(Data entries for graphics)
* * *

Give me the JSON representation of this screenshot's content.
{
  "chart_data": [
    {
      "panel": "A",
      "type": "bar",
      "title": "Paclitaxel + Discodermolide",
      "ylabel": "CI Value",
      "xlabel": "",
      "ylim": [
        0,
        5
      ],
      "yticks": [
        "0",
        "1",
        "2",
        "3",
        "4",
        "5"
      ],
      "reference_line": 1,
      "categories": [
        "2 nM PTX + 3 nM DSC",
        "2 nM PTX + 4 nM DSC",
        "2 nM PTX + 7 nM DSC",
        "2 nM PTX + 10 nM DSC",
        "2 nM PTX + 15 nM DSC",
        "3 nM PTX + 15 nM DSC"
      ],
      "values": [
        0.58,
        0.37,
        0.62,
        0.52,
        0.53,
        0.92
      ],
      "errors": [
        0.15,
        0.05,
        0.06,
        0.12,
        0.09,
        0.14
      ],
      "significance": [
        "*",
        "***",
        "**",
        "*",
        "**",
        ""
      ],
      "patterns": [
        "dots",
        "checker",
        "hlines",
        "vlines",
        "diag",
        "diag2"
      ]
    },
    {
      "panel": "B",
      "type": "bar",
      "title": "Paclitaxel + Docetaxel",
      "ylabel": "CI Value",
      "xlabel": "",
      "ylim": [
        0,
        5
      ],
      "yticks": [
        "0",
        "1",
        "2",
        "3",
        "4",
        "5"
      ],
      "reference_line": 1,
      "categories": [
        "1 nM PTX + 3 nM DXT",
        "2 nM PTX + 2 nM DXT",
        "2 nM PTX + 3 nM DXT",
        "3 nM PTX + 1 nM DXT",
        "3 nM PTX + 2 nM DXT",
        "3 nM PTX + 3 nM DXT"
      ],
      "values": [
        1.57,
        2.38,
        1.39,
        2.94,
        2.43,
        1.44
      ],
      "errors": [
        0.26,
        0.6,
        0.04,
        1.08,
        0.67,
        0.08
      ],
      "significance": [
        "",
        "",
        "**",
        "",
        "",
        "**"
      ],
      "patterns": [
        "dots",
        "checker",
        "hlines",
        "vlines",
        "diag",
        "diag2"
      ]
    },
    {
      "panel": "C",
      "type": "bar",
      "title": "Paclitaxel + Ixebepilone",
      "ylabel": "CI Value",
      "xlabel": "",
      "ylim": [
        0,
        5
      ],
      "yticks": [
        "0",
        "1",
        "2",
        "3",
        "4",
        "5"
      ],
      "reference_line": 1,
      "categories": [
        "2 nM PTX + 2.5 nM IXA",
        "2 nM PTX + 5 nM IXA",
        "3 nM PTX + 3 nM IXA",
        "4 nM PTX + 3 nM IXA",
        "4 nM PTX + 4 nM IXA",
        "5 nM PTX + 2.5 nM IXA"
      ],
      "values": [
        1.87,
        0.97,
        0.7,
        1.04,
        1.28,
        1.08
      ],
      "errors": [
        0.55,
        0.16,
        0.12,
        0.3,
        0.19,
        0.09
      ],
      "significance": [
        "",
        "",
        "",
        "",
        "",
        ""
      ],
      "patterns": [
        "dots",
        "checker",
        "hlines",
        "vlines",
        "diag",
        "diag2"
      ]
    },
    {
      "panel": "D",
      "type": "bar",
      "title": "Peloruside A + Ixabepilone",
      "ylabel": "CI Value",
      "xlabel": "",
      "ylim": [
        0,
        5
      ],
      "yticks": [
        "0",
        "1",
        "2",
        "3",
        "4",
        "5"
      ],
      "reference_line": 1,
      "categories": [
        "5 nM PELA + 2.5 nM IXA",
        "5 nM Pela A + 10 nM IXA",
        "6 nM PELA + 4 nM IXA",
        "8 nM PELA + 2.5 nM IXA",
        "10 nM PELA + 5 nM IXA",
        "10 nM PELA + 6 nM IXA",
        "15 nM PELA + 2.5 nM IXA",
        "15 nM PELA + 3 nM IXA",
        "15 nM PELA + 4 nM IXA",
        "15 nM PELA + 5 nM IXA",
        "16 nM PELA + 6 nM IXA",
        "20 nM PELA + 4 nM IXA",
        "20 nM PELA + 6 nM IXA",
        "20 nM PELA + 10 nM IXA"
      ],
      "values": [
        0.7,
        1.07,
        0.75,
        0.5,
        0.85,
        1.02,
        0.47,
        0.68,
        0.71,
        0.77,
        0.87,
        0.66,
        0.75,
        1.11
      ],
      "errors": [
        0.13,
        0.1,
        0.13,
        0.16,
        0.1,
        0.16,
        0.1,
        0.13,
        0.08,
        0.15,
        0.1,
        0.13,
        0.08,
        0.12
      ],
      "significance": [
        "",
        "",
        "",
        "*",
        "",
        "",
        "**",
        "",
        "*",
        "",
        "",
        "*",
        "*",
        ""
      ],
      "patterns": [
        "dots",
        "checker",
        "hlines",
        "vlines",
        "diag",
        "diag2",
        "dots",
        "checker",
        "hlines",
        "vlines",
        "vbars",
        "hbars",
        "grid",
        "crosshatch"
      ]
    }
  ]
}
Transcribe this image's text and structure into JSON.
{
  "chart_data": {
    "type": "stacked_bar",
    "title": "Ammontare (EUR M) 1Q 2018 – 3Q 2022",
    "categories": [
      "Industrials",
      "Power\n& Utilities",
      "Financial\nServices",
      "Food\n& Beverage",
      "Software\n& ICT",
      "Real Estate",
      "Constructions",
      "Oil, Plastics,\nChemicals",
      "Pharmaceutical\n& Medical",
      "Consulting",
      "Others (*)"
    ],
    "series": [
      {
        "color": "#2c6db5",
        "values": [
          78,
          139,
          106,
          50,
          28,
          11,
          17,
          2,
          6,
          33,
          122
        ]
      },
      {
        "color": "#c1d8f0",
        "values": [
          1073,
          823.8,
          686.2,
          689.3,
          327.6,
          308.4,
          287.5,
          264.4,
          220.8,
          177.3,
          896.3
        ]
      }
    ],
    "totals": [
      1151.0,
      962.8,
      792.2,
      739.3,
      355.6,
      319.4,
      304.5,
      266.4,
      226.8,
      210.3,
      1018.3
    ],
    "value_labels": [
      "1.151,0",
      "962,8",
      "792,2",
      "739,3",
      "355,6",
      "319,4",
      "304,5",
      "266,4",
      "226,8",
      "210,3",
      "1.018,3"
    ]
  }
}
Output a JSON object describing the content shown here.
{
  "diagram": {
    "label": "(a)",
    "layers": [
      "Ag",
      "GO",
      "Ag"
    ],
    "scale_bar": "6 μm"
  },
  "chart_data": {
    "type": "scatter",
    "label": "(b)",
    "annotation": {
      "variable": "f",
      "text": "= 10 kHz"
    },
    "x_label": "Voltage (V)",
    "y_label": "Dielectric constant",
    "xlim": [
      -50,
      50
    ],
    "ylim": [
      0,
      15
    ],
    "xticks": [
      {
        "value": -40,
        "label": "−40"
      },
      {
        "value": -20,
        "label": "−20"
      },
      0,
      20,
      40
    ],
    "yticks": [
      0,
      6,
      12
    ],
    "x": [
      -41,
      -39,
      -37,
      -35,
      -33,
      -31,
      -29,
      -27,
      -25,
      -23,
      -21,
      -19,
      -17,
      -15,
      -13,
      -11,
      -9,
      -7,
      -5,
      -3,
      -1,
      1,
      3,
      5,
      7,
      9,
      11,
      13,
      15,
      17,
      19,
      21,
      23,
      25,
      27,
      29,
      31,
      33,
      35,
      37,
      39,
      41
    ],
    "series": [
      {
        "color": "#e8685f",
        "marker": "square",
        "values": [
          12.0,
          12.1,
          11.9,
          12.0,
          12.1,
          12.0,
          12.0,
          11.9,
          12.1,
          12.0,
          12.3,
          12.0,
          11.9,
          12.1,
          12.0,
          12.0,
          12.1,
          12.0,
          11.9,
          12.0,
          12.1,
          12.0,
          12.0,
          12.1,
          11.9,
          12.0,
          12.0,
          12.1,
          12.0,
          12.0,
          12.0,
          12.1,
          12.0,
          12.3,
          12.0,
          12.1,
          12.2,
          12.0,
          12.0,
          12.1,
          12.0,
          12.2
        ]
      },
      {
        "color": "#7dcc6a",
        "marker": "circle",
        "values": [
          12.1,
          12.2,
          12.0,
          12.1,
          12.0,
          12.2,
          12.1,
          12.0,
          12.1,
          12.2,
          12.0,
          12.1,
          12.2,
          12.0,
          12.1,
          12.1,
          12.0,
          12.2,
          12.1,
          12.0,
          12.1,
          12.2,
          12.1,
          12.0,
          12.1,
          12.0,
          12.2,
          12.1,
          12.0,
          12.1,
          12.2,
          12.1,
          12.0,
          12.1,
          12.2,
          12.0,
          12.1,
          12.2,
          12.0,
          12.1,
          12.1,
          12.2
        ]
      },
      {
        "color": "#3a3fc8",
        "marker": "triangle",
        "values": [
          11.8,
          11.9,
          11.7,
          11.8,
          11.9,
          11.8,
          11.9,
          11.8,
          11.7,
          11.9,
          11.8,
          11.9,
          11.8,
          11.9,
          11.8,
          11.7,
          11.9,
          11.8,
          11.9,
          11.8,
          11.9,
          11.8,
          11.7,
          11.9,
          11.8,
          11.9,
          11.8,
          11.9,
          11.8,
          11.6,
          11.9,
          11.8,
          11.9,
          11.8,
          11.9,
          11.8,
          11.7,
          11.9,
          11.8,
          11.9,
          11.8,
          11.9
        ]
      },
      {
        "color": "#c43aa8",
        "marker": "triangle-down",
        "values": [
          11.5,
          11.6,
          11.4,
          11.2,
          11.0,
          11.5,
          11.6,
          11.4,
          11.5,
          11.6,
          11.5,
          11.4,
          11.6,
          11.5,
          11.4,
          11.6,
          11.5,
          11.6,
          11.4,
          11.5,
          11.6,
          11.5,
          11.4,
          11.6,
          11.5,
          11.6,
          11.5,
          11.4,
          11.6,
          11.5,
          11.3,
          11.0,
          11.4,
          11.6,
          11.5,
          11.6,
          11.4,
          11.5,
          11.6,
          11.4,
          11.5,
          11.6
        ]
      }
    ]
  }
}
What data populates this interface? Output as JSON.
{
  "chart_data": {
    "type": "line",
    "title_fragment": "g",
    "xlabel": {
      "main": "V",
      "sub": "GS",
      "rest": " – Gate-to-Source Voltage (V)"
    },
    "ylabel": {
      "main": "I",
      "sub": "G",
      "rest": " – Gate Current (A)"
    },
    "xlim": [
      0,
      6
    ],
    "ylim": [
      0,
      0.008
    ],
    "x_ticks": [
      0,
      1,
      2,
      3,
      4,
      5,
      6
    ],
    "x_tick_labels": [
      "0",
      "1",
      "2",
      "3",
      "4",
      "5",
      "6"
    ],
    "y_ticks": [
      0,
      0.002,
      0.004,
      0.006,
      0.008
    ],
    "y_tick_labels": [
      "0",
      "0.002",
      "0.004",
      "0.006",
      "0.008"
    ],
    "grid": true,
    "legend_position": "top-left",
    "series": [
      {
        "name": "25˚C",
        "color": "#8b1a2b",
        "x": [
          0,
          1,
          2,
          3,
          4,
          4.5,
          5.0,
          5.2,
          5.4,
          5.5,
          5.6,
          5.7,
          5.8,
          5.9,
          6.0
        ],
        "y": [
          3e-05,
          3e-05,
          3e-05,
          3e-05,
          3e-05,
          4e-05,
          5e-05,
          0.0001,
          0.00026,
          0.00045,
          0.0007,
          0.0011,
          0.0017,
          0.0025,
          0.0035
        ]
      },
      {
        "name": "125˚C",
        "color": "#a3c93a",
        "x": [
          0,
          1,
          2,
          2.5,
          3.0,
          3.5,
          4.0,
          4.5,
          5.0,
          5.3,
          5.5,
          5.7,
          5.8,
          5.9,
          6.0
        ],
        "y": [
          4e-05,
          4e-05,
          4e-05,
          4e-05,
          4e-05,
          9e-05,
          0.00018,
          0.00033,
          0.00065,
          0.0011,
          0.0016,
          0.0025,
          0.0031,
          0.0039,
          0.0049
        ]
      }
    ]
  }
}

* * *

→ **The problem**
Extract every line containing the string "Paclitaxel" from the data above.

→ **Result for this task**
      "title": "Paclitaxel + Discodermolide",
      "title": "Paclitaxel + Docetaxel",
      "title": "Paclitaxel + Ixebepilone",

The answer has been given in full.